=== Records for processing ===

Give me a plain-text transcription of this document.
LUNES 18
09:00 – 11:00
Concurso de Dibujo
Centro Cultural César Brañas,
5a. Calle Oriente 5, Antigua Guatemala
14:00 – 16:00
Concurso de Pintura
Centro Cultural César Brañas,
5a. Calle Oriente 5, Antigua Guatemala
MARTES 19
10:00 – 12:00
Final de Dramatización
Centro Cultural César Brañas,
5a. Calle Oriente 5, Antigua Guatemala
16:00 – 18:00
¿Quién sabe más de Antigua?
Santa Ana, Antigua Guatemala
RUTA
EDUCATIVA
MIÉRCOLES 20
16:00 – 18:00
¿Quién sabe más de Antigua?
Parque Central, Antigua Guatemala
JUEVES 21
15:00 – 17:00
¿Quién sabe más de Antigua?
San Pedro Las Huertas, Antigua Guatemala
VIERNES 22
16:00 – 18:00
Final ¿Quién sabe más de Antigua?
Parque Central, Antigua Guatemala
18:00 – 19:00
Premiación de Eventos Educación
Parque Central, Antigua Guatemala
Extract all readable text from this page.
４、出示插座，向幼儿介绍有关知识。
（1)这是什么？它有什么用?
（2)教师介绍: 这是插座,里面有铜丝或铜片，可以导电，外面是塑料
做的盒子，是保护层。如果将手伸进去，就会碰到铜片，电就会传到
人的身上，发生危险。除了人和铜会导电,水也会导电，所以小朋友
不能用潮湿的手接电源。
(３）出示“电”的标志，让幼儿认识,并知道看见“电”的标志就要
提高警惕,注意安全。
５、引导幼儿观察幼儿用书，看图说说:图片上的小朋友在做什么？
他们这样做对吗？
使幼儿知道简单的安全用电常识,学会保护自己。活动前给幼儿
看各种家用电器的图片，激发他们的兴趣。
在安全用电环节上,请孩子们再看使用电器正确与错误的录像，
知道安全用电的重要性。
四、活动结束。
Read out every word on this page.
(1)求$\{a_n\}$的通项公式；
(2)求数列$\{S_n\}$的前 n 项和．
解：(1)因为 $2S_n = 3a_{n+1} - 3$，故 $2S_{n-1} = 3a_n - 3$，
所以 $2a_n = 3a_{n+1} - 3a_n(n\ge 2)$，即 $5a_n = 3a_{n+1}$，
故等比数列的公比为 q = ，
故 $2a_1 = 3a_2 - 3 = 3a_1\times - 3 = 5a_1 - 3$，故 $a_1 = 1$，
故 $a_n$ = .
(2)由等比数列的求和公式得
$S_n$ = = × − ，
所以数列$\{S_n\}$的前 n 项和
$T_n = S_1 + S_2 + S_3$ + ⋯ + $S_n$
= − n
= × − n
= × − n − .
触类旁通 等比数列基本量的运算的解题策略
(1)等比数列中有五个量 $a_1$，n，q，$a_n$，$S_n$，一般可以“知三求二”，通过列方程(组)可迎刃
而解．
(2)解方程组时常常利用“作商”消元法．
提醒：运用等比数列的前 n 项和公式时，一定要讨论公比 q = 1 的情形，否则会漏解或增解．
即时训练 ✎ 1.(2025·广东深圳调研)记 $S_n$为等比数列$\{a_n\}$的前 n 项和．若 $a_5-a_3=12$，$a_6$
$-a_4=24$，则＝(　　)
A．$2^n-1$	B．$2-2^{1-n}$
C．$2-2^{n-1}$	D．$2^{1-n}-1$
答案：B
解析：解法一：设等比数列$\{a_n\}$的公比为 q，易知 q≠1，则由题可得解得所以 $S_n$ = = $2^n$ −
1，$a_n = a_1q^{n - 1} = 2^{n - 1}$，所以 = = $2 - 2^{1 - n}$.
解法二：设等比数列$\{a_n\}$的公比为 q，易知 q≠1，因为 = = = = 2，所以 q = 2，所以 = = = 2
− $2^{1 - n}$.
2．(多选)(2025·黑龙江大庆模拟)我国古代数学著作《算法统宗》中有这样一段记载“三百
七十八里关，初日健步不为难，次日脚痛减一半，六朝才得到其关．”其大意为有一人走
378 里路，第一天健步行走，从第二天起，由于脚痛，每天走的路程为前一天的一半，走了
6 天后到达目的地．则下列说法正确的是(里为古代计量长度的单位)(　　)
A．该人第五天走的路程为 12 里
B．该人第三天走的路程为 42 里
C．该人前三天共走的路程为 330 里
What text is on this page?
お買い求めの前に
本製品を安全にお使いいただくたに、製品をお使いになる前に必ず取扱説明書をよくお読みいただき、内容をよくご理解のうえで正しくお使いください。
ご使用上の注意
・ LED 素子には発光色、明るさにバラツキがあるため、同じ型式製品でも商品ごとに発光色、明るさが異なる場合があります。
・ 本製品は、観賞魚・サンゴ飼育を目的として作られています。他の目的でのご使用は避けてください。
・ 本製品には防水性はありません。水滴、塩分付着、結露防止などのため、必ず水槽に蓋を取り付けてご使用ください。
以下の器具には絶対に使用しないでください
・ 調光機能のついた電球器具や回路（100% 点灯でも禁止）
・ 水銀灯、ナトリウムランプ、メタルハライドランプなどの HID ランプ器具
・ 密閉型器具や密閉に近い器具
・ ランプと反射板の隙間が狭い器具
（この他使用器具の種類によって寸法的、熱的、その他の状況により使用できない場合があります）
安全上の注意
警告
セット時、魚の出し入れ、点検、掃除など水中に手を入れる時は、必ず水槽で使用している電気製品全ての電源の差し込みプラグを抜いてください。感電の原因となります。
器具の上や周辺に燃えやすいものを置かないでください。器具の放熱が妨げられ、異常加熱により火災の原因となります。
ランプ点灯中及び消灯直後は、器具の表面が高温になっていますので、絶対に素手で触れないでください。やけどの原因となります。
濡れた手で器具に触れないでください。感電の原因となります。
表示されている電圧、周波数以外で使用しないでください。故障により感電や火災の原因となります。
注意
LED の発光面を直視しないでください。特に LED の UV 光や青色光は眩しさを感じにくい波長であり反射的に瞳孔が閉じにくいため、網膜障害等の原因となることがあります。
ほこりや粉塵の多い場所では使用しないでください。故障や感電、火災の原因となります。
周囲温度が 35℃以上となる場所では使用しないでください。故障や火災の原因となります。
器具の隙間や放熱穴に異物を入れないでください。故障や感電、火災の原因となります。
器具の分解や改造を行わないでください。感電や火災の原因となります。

===

To be done →
Reproduce the full listing word for word.

Exercise solution →
Give me a plain-text transcription of this document.
LUNES 18
09:00 – 11:00
Concurso de Dibujo
Centro Cultural César Brañas,
5a. Calle Oriente 5, Antigua Guatemala
14:00 – 16:00
Concurso de Pintura
Centro Cultural César Brañas,
5a. Calle Oriente 5, Antigua Guatemala
MARTES 19
10:00 – 12:00
Final de Dramatización
Centro Cultural César Brañas,
5a. Calle Oriente 5, Antigua Guatemala
16:00 – 18:00
¿Quién sabe más de Antigua?
Santa Ana, Antigua Guatemala
RUTA
EDUCATIVA
MIÉRCOLES 20
16:00 – 18:00
¿Quién sabe más de Antigua?
Parque Central, Antigua Guatemala
JUEVES 21
15:00 – 17:00
¿Quién sabe más de Antigua?
San Pedro Las Huertas, Antigua Guatemala
VIERNES 22
16:00 – 18:00
Final ¿Quién sabe más de Antigua?
Parque Central, Antigua Guatemala
18:00 – 19:00
Premiación de Eventos Educación
Parque Central, Antigua Guatemala
Extract all readable text from this page.
４、出示插座，向幼儿介绍有关知识。
（1)这是什么？它有什么用?
（2)教师介绍: 这是插座,里面有铜丝或铜片，可以导电，外面是塑料
做的盒子，是保护层。如果将手伸进去，就会碰到铜片，电就会传到
人的身上，发生危险。除了人和铜会导电,水也会导电，所以小朋友
不能用潮湿的手接电源。
(３）出示“电”的标志，让幼儿认识,并知道看见“电”的标志就要
提高警惕,注意安全。
５、引导幼儿观察幼儿用书，看图说说:图片上的小朋友在做什么？
他们这样做对吗？
使幼儿知道简单的安全用电常识,学会保护自己。活动前给幼儿
看各种家用电器的图片，激发他们的兴趣。
在安全用电环节上,请孩子们再看使用电器正确与错误的录像，
知道安全用电的重要性。
四、活动结束。
Read out every word on this page.
(1)求$\{a_n\}$的通项公式；
(2)求数列$\{S_n\}$的前 n 项和．
解：(1)因为 $2S_n = 3a_{n+1} - 3$，故 $2S_{n-1} = 3a_n - 3$，
所以 $2a_n = 3a_{n+1} - 3a_n(n\ge 2)$，即 $5a_n = 3a_{n+1}$，
故等比数列的公比为 q = ，
故 $2a_1 = 3a_2 - 3 = 3a_1\times - 3 = 5a_1 - 3$，故 $a_1 = 1$，
故 $a_n$ = .
(2)由等比数列的求和公式得
$S_n$ = = × − ，
所以数列$\{S_n\}$的前 n 项和
$T_n = S_1 + S_2 + S_3$ + ⋯ + $S_n$
= − n
= × − n
= × − n − .
触类旁通 等比数列基本量的运算的解题策略
(1)等比数列中有五个量 $a_1$，n，q，$a_n$，$S_n$，一般可以“知三求二”，通过列方程(组)可迎刃
而解．
(2)解方程组时常常利用“作商”消元法．
提醒：运用等比数列的前 n 项和公式时，一定要讨论公比 q = 1 的情形，否则会漏解或增解．
即时训练 ✎ 1.(2025·广东深圳调研)记 $S_n$为等比数列$\{a_n\}$的前 n 项和．若 $a_5-a_3=12$，$a_6$
$-a_4=24$，则＝(　　)
A．$2^n-1$	B．$2-2^{1-n}$
C．$2-2^{n-1}$	D．$2^{1-n}-1$
答案：B
解析：解法一：设等比数列$\{a_n\}$的公比为 q，易知 q≠1，则由题可得解得所以 $S_n$ = = $2^n$ −
1，$a_n = a_1q^{n - 1} = 2^{n - 1}$，所以 = = $2 - 2^{1 - n}$.
解法二：设等比数列$\{a_n\}$的公比为 q，易知 q≠1，因为 = = = = 2，所以 q = 2，所以 = = = 2
− $2^{1 - n}$.
2．(多选)(2025·黑龙江大庆模拟)我国古代数学著作《算法统宗》中有这样一段记载“三百
七十八里关，初日健步不为难，次日脚痛减一半，六朝才得到其关．”其大意为有一人走
378 里路，第一天健步行走，从第二天起，由于脚痛，每天走的路程为前一天的一半，走了
6 天后到达目的地．则下列说法正确的是(里为古代计量长度的单位)(　　)
A．该人第五天走的路程为 12 里
B．该人第三天走的路程为 42 里
C．该人前三天共走的路程为 330 里
What text is on this page?
お買い求めの前に
本製品を安全にお使いいただくたに、製品をお使いになる前に必ず取扱説明書をよくお読みいただき、内容をよくご理解のうえで正しくお使いください。
ご使用上の注意
・ LED 素子には発光色、明るさにバラツキがあるため、同じ型式製品でも商品ごとに発光色、明るさが異なる場合があります。
・ 本製品は、観賞魚・サンゴ飼育を目的として作られています。他の目的でのご使用は避けてください。
・ 本製品には防水性はありません。水滴、塩分付着、結露防止などのため、必ず水槽に蓋を取り付けてご使用ください。
以下の器具には絶対に使用しないでください
・ 調光機能のついた電球器具や回路（100% 点灯でも禁止）
・ 水銀灯、ナトリウムランプ、メタルハライドランプなどの HID ランプ器具
・ 密閉型器具や密閉に近い器具
・ ランプと反射板の隙間が狭い器具
（この他使用器具の種類によって寸法的、熱的、その他の状況により使用できない場合があります）
安全上の注意
警告
セット時、魚の出し入れ、点検、掃除など水中に手を入れる時は、必ず水槽で使用している電気製品全ての電源の差し込みプラグを抜いてください。感電の原因となります。
器具の上や周辺に燃えやすいものを置かないでください。器具の放熱が妨げられ、異常加熱により火災の原因となります。
ランプ点灯中及び消灯直後は、器具の表面が高温になっていますので、絶対に素手で触れないでください。やけどの原因となります。
濡れた手で器具に触れないでください。感電の原因となります。
表示されている電圧、周波数以外で使用しないでください。故障により感電や火災の原因となります。
注意
LED の発光面を直視しないでください。特に LED の UV 光や青色光は眩しさを感じにくい波長であり反射的に瞳孔が閉じにくいため、網膜障害等の原因となることがあります。
ほこりや粉塵の多い場所では使用しないでください。故障や感電、火災の原因となります。
周囲温度が 35℃以上となる場所では使用しないでください。故障や火災の原因となります。
器具の隙間や放熱穴に異物を入れないでください。故障や感電、火災の原因となります。
器具の分解や改造を行わないでください。感電や火災の原因となります。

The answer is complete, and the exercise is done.